Problem description: Copy every row below word for word, leaving out the pictures.

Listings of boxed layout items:
- - - - - - -

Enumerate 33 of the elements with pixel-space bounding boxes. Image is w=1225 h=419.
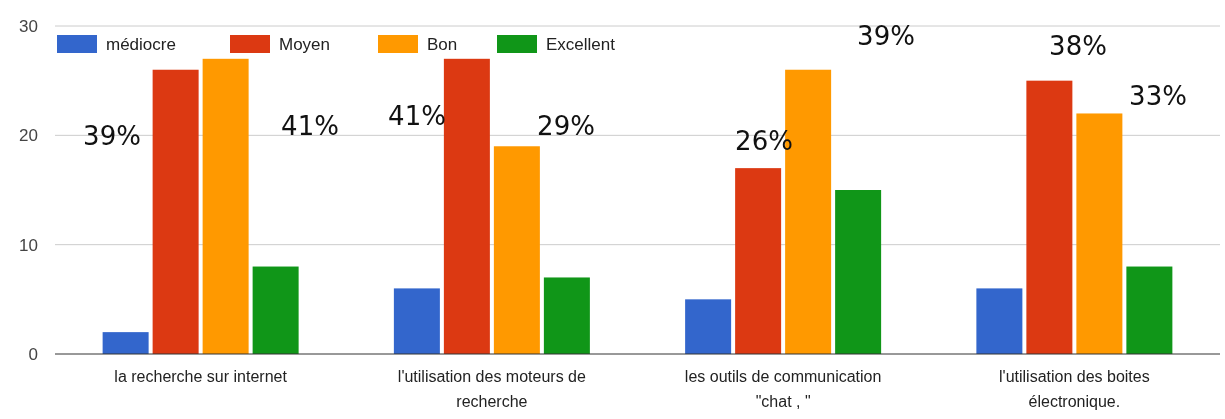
annotation: 33% (1129, 81, 1187, 111)
bar (443, 58, 490, 354)
x-tick-label: l'utilisation des moteurs de recherche (397, 368, 586, 410)
legend-label: Moyen (279, 34, 331, 54)
bar (976, 288, 1023, 354)
bar (1126, 266, 1173, 354)
bar (202, 58, 249, 354)
y-tick-label: 30 (19, 16, 38, 36)
x-tick-label: l'utilisation des boites électronique. (999, 368, 1150, 410)
bar (1026, 80, 1073, 354)
bar (393, 288, 440, 354)
legend-label: Bon (427, 34, 458, 54)
annotation: 38% (1049, 31, 1107, 61)
y-tick-label: 20 (19, 126, 38, 146)
annotation: 29% (537, 111, 595, 141)
bar (152, 69, 199, 354)
bar (735, 168, 782, 354)
annotation: 39% (857, 21, 915, 51)
legend-label: Excellent (546, 34, 616, 54)
bar (543, 277, 590, 354)
legend-label: médiocre (106, 34, 176, 54)
x-tick-label: la recherche sur internet (114, 368, 288, 385)
bar (493, 146, 540, 354)
bar (685, 299, 732, 354)
y-tick-label: 10 (19, 235, 38, 255)
bar (102, 332, 149, 354)
annotation: 41% (281, 111, 339, 141)
x-tick-label: les outils de communication "chat , " (684, 368, 882, 410)
y-tick-label: 0 (28, 344, 38, 364)
annotation: 39% (83, 121, 141, 151)
bar (252, 266, 299, 354)
bar (835, 190, 882, 354)
bar (1076, 113, 1123, 354)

- - - - - - -

Result of this exercise:
Enumerate 33 of the elements with pixel-space bounding boxes. Image is w=1225 h=419.
annotation: 33% (1129, 81, 1187, 111)
bar (443, 58, 490, 354)
x-tick-label: l'utilisation des moteurs de recherche (397, 368, 586, 410)
legend-label: Moyen (279, 34, 331, 54)
bar (976, 288, 1023, 354)
bar (1126, 266, 1173, 354)
bar (202, 58, 249, 354)
y-tick-label: 30 (19, 16, 38, 36)
x-tick-label: l'utilisation des boites électronique. (999, 368, 1150, 410)
bar (1026, 80, 1073, 354)
bar (393, 288, 440, 354)
legend-label: Bon (427, 34, 458, 54)
annotation: 38% (1049, 31, 1107, 61)
y-tick-label: 20 (19, 126, 38, 146)
annotation: 29% (537, 111, 595, 141)
bar (152, 69, 199, 354)
bar (735, 168, 782, 354)
annotation: 39% (857, 21, 915, 51)
legend-label: Excellent (546, 34, 616, 54)
bar (543, 277, 590, 354)
legend-label: médiocre (106, 34, 176, 54)
x-tick-label: la recherche sur internet (114, 368, 288, 385)
bar (493, 146, 540, 354)
bar (685, 299, 732, 354)
y-tick-label: 10 (19, 235, 38, 255)
bar (102, 332, 149, 354)
annotation: 41% (281, 111, 339, 141)
x-tick-label: les outils de communication "chat , " (684, 368, 882, 410)
y-tick-label: 0 (28, 344, 38, 364)
annotation: 39% (83, 121, 141, 151)
bar (252, 266, 299, 354)
bar (835, 190, 882, 354)
bar (1076, 113, 1123, 354)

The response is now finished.